PROVIDED DATA:
------------------------------
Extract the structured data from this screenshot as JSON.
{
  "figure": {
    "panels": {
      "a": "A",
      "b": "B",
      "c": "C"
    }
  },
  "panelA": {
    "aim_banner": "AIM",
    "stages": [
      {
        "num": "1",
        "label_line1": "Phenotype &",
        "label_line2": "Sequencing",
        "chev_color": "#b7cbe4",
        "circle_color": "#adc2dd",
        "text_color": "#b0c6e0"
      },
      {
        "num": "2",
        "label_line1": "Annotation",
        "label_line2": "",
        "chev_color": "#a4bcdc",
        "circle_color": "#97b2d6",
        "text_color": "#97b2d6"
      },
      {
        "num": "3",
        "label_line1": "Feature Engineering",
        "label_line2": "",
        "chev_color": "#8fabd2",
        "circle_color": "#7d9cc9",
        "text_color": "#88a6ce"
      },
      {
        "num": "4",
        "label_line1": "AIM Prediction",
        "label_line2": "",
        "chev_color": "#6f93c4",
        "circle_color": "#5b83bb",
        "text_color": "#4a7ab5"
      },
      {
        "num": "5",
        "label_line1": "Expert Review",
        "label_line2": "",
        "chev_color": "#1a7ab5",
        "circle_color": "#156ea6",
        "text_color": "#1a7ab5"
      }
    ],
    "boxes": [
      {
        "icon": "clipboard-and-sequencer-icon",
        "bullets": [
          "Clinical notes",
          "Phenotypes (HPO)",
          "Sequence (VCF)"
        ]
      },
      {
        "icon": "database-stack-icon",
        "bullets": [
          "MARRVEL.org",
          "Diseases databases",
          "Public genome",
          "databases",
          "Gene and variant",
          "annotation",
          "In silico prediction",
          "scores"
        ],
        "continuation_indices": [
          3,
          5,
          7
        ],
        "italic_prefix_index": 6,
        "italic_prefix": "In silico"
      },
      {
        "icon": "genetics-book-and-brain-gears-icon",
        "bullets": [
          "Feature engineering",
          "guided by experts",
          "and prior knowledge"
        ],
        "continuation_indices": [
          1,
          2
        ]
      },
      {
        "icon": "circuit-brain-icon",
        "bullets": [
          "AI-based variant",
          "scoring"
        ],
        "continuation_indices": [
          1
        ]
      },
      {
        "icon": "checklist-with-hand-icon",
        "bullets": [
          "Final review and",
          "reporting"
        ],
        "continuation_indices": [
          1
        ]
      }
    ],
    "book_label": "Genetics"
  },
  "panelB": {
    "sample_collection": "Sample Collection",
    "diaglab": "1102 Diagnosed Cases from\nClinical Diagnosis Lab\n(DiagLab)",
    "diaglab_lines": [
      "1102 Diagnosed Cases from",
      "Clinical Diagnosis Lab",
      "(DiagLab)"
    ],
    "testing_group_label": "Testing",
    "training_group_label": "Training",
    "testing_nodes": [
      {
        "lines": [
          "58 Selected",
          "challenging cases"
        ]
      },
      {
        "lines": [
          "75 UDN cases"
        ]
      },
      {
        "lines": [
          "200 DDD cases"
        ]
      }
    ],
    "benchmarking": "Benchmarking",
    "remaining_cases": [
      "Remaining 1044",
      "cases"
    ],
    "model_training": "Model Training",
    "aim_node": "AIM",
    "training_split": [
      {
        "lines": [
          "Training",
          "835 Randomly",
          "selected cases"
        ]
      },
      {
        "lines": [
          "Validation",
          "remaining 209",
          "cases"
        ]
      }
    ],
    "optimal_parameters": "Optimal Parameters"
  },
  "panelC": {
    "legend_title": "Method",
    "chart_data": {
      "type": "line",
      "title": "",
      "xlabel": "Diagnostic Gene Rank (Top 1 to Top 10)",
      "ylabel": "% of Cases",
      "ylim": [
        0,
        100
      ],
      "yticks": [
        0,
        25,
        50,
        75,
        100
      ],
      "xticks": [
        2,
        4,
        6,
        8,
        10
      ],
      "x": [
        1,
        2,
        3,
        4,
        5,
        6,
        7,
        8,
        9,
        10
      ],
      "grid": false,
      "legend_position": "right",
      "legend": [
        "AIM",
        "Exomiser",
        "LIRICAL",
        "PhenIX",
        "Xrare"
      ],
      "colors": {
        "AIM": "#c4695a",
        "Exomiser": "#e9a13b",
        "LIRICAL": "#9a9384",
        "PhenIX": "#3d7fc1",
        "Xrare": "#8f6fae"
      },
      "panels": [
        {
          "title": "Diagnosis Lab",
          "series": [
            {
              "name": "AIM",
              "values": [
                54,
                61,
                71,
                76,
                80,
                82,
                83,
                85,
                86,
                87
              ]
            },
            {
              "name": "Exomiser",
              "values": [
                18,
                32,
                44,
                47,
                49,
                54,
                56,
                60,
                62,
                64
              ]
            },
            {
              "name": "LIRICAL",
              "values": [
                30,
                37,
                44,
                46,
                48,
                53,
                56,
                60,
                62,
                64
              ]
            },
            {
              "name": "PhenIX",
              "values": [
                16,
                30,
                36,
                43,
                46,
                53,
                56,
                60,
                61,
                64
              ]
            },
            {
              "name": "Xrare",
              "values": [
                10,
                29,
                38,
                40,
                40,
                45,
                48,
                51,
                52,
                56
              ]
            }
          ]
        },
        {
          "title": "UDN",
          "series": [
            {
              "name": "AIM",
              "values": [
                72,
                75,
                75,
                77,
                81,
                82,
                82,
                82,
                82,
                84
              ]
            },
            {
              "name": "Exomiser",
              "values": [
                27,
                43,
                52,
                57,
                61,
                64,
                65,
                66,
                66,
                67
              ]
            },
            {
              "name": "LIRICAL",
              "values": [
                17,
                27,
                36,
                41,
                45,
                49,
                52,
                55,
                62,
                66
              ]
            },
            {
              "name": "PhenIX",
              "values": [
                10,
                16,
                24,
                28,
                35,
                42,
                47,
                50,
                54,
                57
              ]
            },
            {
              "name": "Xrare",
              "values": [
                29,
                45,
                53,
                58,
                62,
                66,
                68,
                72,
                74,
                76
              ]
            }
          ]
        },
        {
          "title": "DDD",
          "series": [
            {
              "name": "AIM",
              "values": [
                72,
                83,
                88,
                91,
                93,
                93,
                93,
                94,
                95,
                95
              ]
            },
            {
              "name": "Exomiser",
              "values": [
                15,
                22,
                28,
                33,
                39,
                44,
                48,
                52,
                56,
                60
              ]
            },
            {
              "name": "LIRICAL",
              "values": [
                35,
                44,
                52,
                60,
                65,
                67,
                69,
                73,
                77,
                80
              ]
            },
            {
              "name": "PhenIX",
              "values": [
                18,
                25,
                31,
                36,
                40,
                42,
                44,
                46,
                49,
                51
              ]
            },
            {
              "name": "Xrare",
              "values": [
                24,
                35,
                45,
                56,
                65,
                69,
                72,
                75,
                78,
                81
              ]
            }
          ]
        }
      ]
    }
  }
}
------------------------------
HOW TO COMPLETE THIS TASK: Go through the entries above and restate each one exactly.

RESULT OF THE EXERCISE:
Extract the structured data from this screenshot as JSON.
{
  "figure": {
    "panels": {
      "a": "A",
      "b": "B",
      "c": "C"
    }
  },
  "panelA": {
    "aim_banner": "AIM",
    "stages": [
      {
        "num": "1",
        "label_line1": "Phenotype &",
        "label_line2": "Sequencing",
        "chev_color": "#b7cbe4",
        "circle_color": "#adc2dd",
        "text_color": "#b0c6e0"
      },
      {
        "num": "2",
        "label_line1": "Annotation",
        "label_line2": "",
        "chev_color": "#a4bcdc",
        "circle_color": "#97b2d6",
        "text_color": "#97b2d6"
      },
      {
        "num": "3",
        "label_line1": "Feature Engineering",
        "label_line2": "",
        "chev_color": "#8fabd2",
        "circle_color": "#7d9cc9",
        "text_color": "#88a6ce"
      },
      {
        "num": "4",
        "label_line1": "AIM Prediction",
        "label_line2": "",
        "chev_color": "#6f93c4",
        "circle_color": "#5b83bb",
        "text_color": "#4a7ab5"
      },
      {
        "num": "5",
        "label_line1": "Expert Review",
        "label_line2": "",
        "chev_color": "#1a7ab5",
        "circle_color": "#156ea6",
        "text_color": "#1a7ab5"
      }
    ],
    "boxes": [
      {
        "icon": "clipboard-and-sequencer-icon",
        "bullets": [
          "Clinical notes",
          "Phenotypes (HPO)",
          "Sequence (VCF)"
        ]
      },
      {
        "icon": "database-stack-icon",
        "bullets": [
          "MARRVEL.org",
          "Diseases databases",
          "Public genome",
          "databases",
          "Gene and variant",
          "annotation",
          "In silico prediction",
          "scores"
        ],
        "continuation_indices": [
          3,
          5,
          7
        ],
        "italic_prefix_index": 6,
        "italic_prefix": "In silico"
      },
      {
        "icon": "genetics-book-and-brain-gears-icon",
        "bullets": [
          "Feature engineering",
          "guided by experts",
          "and prior knowledge"
        ],
        "continuation_indices": [
          1,
          2
        ]
      },
      {
        "icon": "circuit-brain-icon",
        "bullets": [
          "AI-based variant",
          "scoring"
        ],
        "continuation_indices": [
          1
        ]
      },
      {
        "icon": "checklist-with-hand-icon",
        "bullets": [
          "Final review and",
          "reporting"
        ],
        "continuation_indices": [
          1
        ]
      }
    ],
    "book_label": "Genetics"
  },
  "panelB": {
    "sample_collection": "Sample Collection",
    "diaglab": "1102 Diagnosed Cases from\nClinical Diagnosis Lab\n(DiagLab)",
    "diaglab_lines": [
      "1102 Diagnosed Cases from",
      "Clinical Diagnosis Lab",
      "(DiagLab)"
    ],
    "testing_group_label": "Testing",
    "training_group_label": "Training",
    "testing_nodes": [
      {
        "lines": [
          "58 Selected",
          "challenging cases"
        ]
      },
      {
        "lines": [
          "75 UDN cases"
        ]
      },
      {
        "lines": [
          "200 DDD cases"
        ]
      }
    ],
    "benchmarking": "Benchmarking",
    "remaining_cases": [
      "Remaining 1044",
      "cases"
    ],
    "model_training": "Model Training",
    "aim_node": "AIM",
    "training_split": [
      {
        "lines": [
          "Training",
          "835 Randomly",
          "selected cases"
        ]
      },
      {
        "lines": [
          "Validation",
          "remaining 209",
          "cases"
        ]
      }
    ],
    "optimal_parameters": "Optimal Parameters"
  },
  "panelC": {
    "legend_title": "Method",
    "chart_data": {
      "type": "line",
      "title": "",
      "xlabel": "Diagnostic Gene Rank (Top 1 to Top 10)",
      "ylabel": "% of Cases",
      "ylim": [
        0,
        100
      ],
      "yticks": [
        0,
        25,
        50,
        75,
        100
      ],
      "xticks": [
        2,
        4,
        6,
        8,
        10
      ],
      "x": [
        1,
        2,
        3,
        4,
        5,
        6,
        7,
        8,
        9,
        10
      ],
      "grid": false,
      "legend_position": "right",
      "legend": [
        "AIM",
        "Exomiser",
        "LIRICAL",
        "PhenIX",
        "Xrare"
      ],
      "colors": {
        "AIM": "#c4695a",
        "Exomiser": "#e9a13b",
        "LIRICAL": "#9a9384",
        "PhenIX": "#3d7fc1",
        "Xrare": "#8f6fae"
      },
      "panels": [
        {
          "title": "Diagnosis Lab",
          "series": [
            {
              "name": "AIM",
              "values": [
                54,
                61,
                71,
                76,
                80,
                82,
                83,
                85,
                86,
                87
              ]
            },
            {
              "name": "Exomiser",
              "values": [
                18,
                32,
                44,
                47,
                49,
                54,
                56,
                60,
                62,
                64
              ]
            },
            {
              "name": "LIRICAL",
              "values": [
                30,
                37,
                44,
                46,
                48,
                53,
                56,
                60,
                62,
                64
              ]
            },
            {
              "name": "PhenIX",
              "values": [
                16,
                30,
                36,
                43,
                46,
                53,
                56,
                60,
                61,
                64
              ]
            },
            {
              "name": "Xrare",
              "values": [
                10,
                29,
                38,
                40,
                40,
                45,
                48,
                51,
                52,
                56
              ]
            }
          ]
        },
        {
          "title": "UDN",
          "series": [
            {
              "name": "AIM",
              "values": [
                72,
                75,
                75,
                77,
                81,
                82,
                82,
                82,
                82,
                84
              ]
            },
            {
              "name": "Exomiser",
              "values": [
                27,
                43,
                52,
                57,
                61,
                64,
                65,
                66,
                66,
                67
              ]
            },
            {
              "name": "LIRICAL",
              "values": [
                17,
                27,
                36,
                41,
                45,
                49,
                52,
                55,
                62,
                66
              ]
            },
            {
              "name": "PhenIX",
              "values": [
                10,
                16,
                24,
                28,
                35,
                42,
                47,
                50,
                54,
                57
              ]
            },
            {
              "name": "Xrare",
              "values": [
                29,
                45,
                53,
                58,
                62,
                66,
                68,
                72,
                74,
                76
              ]
            }
          ]
        },
        {
          "title": "DDD",
          "series": [
            {
              "name": "AIM",
              "values": [
                72,
                83,
                88,
                91,
                93,
                93,
                93,
                94,
                95,
                95
              ]
            },
            {
              "name": "Exomiser",
              "values": [
                15,
                22,
                28,
                33,
                39,
                44,
                48,
                52,
                56,
                60
              ]
            },
            {
              "name": "LIRICAL",
              "values": [
                35,
                44,
                52,
                60,
                65,
                67,
                69,
                73,
                77,
                80
              ]
            },
            {
              "name": "PhenIX",
              "values": [
                18,
                25,
                31,
                36,
                40,
                42,
                44,
                46,
                49,
                51
              ]
            },
            {
              "name": "Xrare",
              "values": [
                24,
                35,
                45,
                56,
                65,
                69,
                72,
                75,
                78,
                81
              ]
            }
          ]
        }
      ]
    }
  }
}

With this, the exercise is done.